SHORT PROBLEM:
Write out every record below exactly as it appears.

Source data
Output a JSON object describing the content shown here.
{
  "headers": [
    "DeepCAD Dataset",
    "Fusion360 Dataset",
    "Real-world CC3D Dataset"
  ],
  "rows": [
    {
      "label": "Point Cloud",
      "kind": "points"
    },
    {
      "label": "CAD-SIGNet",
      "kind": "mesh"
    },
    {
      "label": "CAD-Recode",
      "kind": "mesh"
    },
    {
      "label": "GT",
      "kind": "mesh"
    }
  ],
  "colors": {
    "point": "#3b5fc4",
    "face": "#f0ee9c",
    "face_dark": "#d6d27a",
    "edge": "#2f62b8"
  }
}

RESULT OF THIS TASK:
Output a JSON object describing the content shown here.
{
  "headers": [
    "DeepCAD Dataset",
    "Fusion360 Dataset",
    "Real-world CC3D Dataset"
  ],
  "rows": [
    {
      "label": "Point Cloud",
      "kind": "points"
    },
    {
      "label": "CAD-SIGNet",
      "kind": "mesh"
    },
    {
      "label": "CAD-Recode",
      "kind": "mesh"
    },
    {
      "label": "GT",
      "kind": "mesh"
    }
  ],
  "colors": {
    "point": "#3b5fc4",
    "face": "#f0ee9c",
    "face_dark": "#d6d27a",
    "edge": "#2f62b8"
  }
}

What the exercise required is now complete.